» **Work required**:
Give back, unchanged, each line from the one containing "Parse this screenshot: output" through the last line of the entries below.

====== Given records

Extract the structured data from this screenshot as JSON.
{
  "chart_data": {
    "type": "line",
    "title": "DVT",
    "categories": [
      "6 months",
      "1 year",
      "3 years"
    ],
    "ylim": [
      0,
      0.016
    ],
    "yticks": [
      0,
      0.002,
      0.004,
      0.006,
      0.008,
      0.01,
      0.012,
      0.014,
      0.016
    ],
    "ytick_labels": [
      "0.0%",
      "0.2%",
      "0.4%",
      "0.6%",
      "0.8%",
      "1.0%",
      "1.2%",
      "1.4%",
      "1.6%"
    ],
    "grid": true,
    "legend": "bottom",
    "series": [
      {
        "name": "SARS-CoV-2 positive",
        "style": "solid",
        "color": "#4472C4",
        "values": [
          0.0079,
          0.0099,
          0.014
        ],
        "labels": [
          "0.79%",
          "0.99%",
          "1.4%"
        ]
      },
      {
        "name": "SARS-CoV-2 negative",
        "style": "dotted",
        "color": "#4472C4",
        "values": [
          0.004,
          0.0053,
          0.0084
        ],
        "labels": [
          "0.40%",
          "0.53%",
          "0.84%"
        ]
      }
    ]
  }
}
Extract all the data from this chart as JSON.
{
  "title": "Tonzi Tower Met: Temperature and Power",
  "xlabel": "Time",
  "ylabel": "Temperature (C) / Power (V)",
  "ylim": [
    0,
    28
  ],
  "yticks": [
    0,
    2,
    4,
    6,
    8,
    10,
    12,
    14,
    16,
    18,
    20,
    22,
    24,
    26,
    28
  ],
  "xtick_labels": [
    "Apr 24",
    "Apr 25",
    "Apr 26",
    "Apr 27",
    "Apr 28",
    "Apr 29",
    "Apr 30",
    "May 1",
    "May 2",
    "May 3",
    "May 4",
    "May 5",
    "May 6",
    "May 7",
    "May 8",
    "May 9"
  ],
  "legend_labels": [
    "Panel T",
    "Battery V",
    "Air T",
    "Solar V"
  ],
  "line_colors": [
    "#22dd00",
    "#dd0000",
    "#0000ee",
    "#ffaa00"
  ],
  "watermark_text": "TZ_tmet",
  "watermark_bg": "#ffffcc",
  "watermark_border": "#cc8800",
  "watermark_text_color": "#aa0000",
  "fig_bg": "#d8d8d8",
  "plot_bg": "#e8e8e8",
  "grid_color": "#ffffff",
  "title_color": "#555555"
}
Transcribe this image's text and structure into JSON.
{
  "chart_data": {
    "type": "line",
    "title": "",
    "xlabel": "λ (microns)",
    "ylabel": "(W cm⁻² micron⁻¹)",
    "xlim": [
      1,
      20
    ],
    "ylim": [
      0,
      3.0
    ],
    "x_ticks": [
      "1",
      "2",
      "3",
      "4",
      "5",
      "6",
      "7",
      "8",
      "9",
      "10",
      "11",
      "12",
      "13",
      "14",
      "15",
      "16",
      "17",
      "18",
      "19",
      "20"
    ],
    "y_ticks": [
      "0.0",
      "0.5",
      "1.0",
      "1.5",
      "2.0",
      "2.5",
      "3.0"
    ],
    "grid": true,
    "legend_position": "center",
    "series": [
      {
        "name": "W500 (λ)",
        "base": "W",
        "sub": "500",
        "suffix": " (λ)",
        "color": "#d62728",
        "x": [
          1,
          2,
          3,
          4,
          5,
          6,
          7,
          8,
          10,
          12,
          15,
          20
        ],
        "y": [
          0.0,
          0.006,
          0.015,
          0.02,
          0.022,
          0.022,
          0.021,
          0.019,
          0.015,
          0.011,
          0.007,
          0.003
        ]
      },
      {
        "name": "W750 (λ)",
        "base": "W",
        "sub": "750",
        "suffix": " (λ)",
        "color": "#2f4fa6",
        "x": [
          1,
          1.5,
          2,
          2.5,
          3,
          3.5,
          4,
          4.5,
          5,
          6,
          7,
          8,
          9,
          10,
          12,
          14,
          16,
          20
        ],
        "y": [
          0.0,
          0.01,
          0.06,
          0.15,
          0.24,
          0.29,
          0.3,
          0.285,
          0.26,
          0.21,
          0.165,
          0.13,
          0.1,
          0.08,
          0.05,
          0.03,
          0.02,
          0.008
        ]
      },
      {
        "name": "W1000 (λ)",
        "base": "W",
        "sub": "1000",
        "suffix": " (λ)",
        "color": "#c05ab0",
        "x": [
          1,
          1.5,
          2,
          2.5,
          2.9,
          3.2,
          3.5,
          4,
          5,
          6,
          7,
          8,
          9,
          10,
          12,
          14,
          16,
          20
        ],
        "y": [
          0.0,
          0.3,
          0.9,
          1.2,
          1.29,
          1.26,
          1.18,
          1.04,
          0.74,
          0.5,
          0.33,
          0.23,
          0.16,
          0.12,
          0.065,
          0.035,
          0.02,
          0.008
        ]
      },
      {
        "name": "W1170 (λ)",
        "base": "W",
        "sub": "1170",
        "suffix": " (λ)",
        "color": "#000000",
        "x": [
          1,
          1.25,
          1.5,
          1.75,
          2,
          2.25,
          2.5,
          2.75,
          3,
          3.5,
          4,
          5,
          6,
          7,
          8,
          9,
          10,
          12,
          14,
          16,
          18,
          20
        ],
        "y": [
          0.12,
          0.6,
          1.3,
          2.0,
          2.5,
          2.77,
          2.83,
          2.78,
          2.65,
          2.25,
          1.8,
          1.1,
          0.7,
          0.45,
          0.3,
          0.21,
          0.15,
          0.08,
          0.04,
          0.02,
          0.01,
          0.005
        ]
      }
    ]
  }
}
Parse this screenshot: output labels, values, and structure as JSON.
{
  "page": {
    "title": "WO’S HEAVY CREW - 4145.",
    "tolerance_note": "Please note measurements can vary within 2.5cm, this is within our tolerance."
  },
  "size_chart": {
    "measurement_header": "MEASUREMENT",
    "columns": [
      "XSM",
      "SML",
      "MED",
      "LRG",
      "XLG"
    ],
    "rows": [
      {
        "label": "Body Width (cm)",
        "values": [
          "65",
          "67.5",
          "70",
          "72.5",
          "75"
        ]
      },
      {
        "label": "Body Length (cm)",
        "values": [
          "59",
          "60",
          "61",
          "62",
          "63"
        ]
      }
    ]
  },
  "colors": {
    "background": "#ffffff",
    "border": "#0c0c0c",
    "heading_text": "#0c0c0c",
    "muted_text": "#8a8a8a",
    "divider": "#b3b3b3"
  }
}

============

» **Result of the task**:
Parse this screenshot: output labels, values, and structure as JSON.
{
  "page": {
    "title": "WO’S HEAVY CREW - 4145.",
    "tolerance_note": "Please note measurements can vary within 2.5cm, this is within our tolerance."
  },
  "size_chart": {
    "measurement_header": "MEASUREMENT",
    "columns": [
      "XSM",
      "SML",
      "MED",
      "LRG",
      "XLG"
    ],
    "rows": [
      {
        "label": "Body Width (cm)",
        "values": [
          "65",
          "67.5",
          "70",
          "72.5",
          "75"
        ]
      },
      {
        "label": "Body Length (cm)",
        "values": [
          "59",
          "60",
          "61",
          "62",
          "63"
        ]
      }
    ]
  },
  "colors": {
    "background": "#ffffff",
    "border": "#0c0c0c",
    "heading_text": "#0c0c0c",
    "muted_text": "#8a8a8a",
    "divider": "#b3b3b3"
  }
}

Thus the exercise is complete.